• Records provided:
——————

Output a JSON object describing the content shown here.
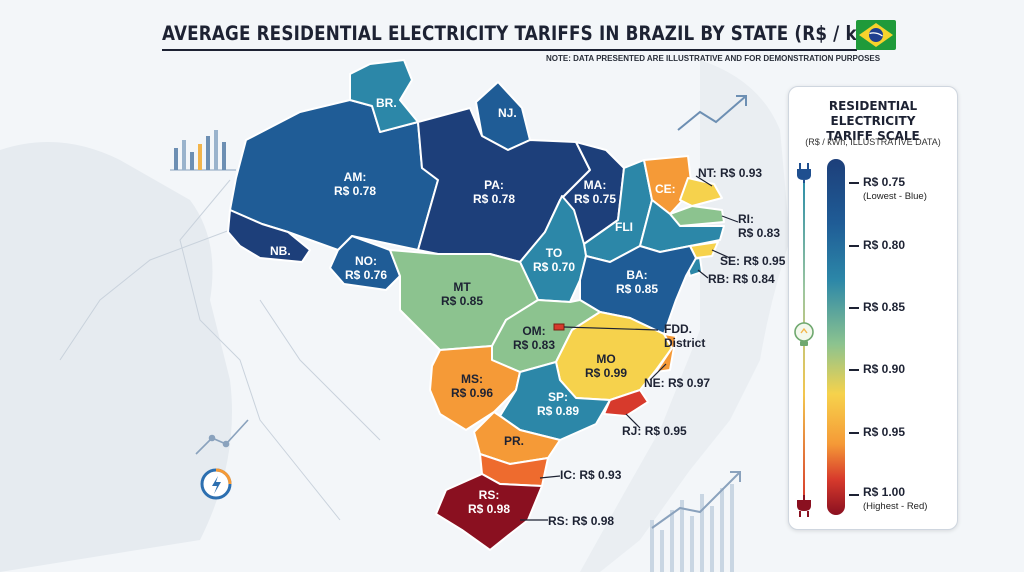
{
  "title": "AVERAGE RESIDENTIAL ELECTRICITY TARIFFS IN BRAZIL BY STATE (R$ / kWh)",
  "note": "NOTE: DATA PRESENTED ARE ILLUSTRATIVE AND FOR DEMONSTRATION PURPOSES",
  "legend": {
    "title_line1": "RESIDENTIAL ELECTRICITY",
    "title_line2": "TARIFF SCALE",
    "subtitle": "(R$ / kWh, ILLUSTRATIVE DATA)",
    "ticks": [
      {
        "label": "R$ 0.75",
        "note": "(Lowest - Blue)"
      },
      {
        "label": "R$ 0.80",
        "note": ""
      },
      {
        "label": "R$ 0.85",
        "note": ""
      },
      {
        "label": "R$ 0.90",
        "note": ""
      },
      {
        "label": "R$ 0.95",
        "note": ""
      },
      {
        "label": "R$ 1.00",
        "note": "(Highest - Red)"
      }
    ]
  },
  "states": {
    "br": {
      "name": "BR.",
      "value": ""
    },
    "nj": {
      "name": "NJ.",
      "value": ""
    },
    "am": {
      "name": "AM:",
      "value": "R$ 0.78"
    },
    "pa": {
      "name": "PA:",
      "value": "R$ 0.78"
    },
    "ma": {
      "name": "MA:",
      "value": "R$ 0.75"
    },
    "ce": {
      "name": "CE:",
      "value": ""
    },
    "nt": {
      "name": "NT:",
      "value": "R$ 0.93"
    },
    "ri": {
      "name": "RI:",
      "value": "R$ 0.83"
    },
    "fli": {
      "name": "FLI",
      "value": ""
    },
    "to": {
      "name": "TO",
      "value": "R$ 0.70"
    },
    "se": {
      "name": "SE:",
      "value": "R$ 0.95"
    },
    "rb": {
      "name": "RB:",
      "value": "R$ 0.84"
    },
    "nb": {
      "name": "NB.",
      "value": ""
    },
    "no": {
      "name": "NO:",
      "value": "R$ 0.76"
    },
    "mt": {
      "name": "MT",
      "value": "R$ 0.85"
    },
    "ba": {
      "name": "BA:",
      "value": "R$ 0.85"
    },
    "om": {
      "name": "OM:",
      "value": "R$ 0.83"
    },
    "fdd": {
      "name": "FDD.",
      "value": "District"
    },
    "mo": {
      "name": "MO",
      "value": "R$ 0.99"
    },
    "ms": {
      "name": "MS:",
      "value": "R$ 0.96"
    },
    "ne": {
      "name": "NE:",
      "value": "R$ 0.97"
    },
    "sp": {
      "name": "SP:",
      "value": "R$ 0.89"
    },
    "rj": {
      "name": "RJ:",
      "value": "R$ 0.95"
    },
    "pr": {
      "name": "PR.",
      "value": ""
    },
    "ic": {
      "name": "IC:",
      "value": "R$ 0.93"
    },
    "rs": {
      "name": "RS:",
      "value": "R$ 0.98"
    },
    "rs_callout": {
      "name": "RS:",
      "value": "R$ 0.98"
    }
  },
  "colors": {
    "dark_blue": "#1d3f7a",
    "blue": "#1f5c96",
    "teal": "#2c87a8",
    "green": "#8cc38f",
    "yellow": "#f6d24c",
    "orange": "#f59a37",
    "red": "#d73a2c",
    "dark_red": "#8a1020"
  },
  "icons": [
    "brazil-flag-icon",
    "bar-chart-icon",
    "trend-arrow-icon",
    "line-chart-icon",
    "energy-gauge-icon",
    "plug-icon",
    "light-bulb-icon"
  ]
}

——————

• Written task: Leave out the pictures and return every record word for word.

• Output below:
Output a JSON object describing the content shown here.
{
  "title": "AVERAGE RESIDENTIAL ELECTRICITY TARIFFS IN BRAZIL BY STATE (R$ / kWh)",
  "note": "NOTE: DATA PRESENTED ARE ILLUSTRATIVE AND FOR DEMONSTRATION PURPOSES",
  "legend": {
    "title_line1": "RESIDENTIAL ELECTRICITY",
    "title_line2": "TARIFF SCALE",
    "subtitle": "(R$ / kWh, ILLUSTRATIVE DATA)",
    "ticks": [
      {
        "label": "R$ 0.75",
        "note": "(Lowest - Blue)"
      },
      {
        "label": "R$ 0.80",
        "note": ""
      },
      {
        "label": "R$ 0.85",
        "note": ""
      },
      {
        "label": "R$ 0.90",
        "note": ""
      },
      {
        "label": "R$ 0.95",
        "note": ""
      },
      {
        "label": "R$ 1.00",
        "note": "(Highest - Red)"
      }
    ]
  },
  "states": {
    "br": {
      "name": "BR.",
      "value": ""
    },
    "nj": {
      "name": "NJ.",
      "value": ""
    },
    "am": {
      "name": "AM:",
      "value": "R$ 0.78"
    },
    "pa": {
      "name": "PA:",
      "value": "R$ 0.78"
    },
    "ma": {
      "name": "MA:",
      "value": "R$ 0.75"
    },
    "ce": {
      "name": "CE:",
      "value": ""
    },
    "nt": {
      "name": "NT:",
      "value": "R$ 0.93"
    },
    "ri": {
      "name": "RI:",
      "value": "R$ 0.83"
    },
    "fli": {
      "name": "FLI",
      "value": ""
    },
    "to": {
      "name": "TO",
      "value": "R$ 0.70"
    },
    "se": {
      "name": "SE:",
      "value": "R$ 0.95"
    },
    "rb": {
      "name": "RB:",
      "value": "R$ 0.84"
    },
    "nb": {
      "name": "NB.",
      "value": ""
    },
    "no": {
      "name": "NO:",
      "value": "R$ 0.76"
    },
    "mt": {
      "name": "MT",
      "value": "R$ 0.85"
    },
    "ba": {
      "name": "BA:",
      "value": "R$ 0.85"
    },
    "om": {
      "name": "OM:",
      "value": "R$ 0.83"
    },
    "fdd": {
      "name": "FDD.",
      "value": "District"
    },
    "mo": {
      "name": "MO",
      "value": "R$ 0.99"
    },
    "ms": {
      "name": "MS:",
      "value": "R$ 0.96"
    },
    "ne": {
      "name": "NE:",
      "value": "R$ 0.97"
    },
    "sp": {
      "name": "SP:",
      "value": "R$ 0.89"
    },
    "rj": {
      "name": "RJ:",
      "value": "R$ 0.95"
    },
    "pr": {
      "name": "PR.",
      "value": ""
    },
    "ic": {
      "name": "IC:",
      "value": "R$ 0.93"
    },
    "rs": {
      "name": "RS:",
      "value": "R$ 0.98"
    },
    "rs_callout": {
      "name": "RS:",
      "value": "R$ 0.98"
    }
  },
  "colors": {
    "dark_blue": "#1d3f7a",
    "blue": "#1f5c96",
    "teal": "#2c87a8",
    "green": "#8cc38f",
    "yellow": "#f6d24c",
    "orange": "#f59a37",
    "red": "#d73a2c",
    "dark_red": "#8a1020"
  },
  "icons": [
    "brazil-flag-icon",
    "bar-chart-icon",
    "trend-arrow-icon",
    "line-chart-icon",
    "energy-gauge-icon",
    "plug-icon",
    "light-bulb-icon"
  ]
}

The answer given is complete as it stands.